What needs to be done: Pull out every line with the word "正确的有" from the entries below.

Records from a data source
---
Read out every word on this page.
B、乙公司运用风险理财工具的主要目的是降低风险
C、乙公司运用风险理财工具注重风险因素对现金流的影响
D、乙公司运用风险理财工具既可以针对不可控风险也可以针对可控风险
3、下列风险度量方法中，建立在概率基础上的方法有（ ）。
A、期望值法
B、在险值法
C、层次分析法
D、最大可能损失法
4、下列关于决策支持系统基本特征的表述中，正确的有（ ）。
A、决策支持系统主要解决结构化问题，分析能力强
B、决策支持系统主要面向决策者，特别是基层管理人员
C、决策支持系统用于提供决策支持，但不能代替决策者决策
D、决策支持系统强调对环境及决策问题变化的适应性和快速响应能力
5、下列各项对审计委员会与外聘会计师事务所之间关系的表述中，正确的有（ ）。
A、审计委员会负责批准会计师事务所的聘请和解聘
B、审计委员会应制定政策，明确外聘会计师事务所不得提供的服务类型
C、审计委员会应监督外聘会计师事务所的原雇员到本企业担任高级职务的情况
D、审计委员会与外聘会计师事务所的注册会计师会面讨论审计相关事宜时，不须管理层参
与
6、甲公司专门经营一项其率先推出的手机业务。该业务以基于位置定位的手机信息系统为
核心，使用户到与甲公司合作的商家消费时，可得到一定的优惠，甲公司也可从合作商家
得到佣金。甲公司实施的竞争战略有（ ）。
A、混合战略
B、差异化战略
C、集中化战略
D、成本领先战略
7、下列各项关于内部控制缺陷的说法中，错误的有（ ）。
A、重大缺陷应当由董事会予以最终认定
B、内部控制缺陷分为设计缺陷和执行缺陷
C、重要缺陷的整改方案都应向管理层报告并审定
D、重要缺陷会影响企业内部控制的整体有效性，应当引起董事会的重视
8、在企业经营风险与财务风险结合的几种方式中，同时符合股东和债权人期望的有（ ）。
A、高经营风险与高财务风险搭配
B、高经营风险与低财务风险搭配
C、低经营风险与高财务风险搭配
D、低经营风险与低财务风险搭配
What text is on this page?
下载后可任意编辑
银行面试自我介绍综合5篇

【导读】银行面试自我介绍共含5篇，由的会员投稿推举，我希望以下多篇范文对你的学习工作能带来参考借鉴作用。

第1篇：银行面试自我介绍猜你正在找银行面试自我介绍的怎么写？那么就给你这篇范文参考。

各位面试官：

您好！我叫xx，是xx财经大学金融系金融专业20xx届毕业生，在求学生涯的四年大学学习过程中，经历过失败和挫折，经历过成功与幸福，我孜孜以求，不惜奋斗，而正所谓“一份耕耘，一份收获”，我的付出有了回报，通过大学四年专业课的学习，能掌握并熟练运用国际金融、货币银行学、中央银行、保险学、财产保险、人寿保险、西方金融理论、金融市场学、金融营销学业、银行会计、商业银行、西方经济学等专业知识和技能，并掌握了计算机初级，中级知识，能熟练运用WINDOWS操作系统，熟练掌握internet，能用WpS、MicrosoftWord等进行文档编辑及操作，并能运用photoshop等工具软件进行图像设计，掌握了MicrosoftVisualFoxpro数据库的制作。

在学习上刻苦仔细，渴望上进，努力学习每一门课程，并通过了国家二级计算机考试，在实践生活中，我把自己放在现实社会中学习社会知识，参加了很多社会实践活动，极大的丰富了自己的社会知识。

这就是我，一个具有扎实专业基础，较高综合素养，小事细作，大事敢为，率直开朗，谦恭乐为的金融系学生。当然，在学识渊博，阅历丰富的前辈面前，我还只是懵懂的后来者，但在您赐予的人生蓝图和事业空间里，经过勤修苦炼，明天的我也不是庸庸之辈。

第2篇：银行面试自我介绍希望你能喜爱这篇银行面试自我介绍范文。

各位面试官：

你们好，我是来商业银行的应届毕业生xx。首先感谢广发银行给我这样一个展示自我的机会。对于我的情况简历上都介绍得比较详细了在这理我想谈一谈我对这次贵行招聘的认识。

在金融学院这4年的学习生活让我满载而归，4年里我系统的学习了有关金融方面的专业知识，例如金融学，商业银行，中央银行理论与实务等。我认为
---
The result:
4、下列关于决策支持系统基本特征的表述中，正确的有（ ）。
5、下列各项对审计委员会与外聘会计师事务所之间关系的表述中，正确的有（ ）。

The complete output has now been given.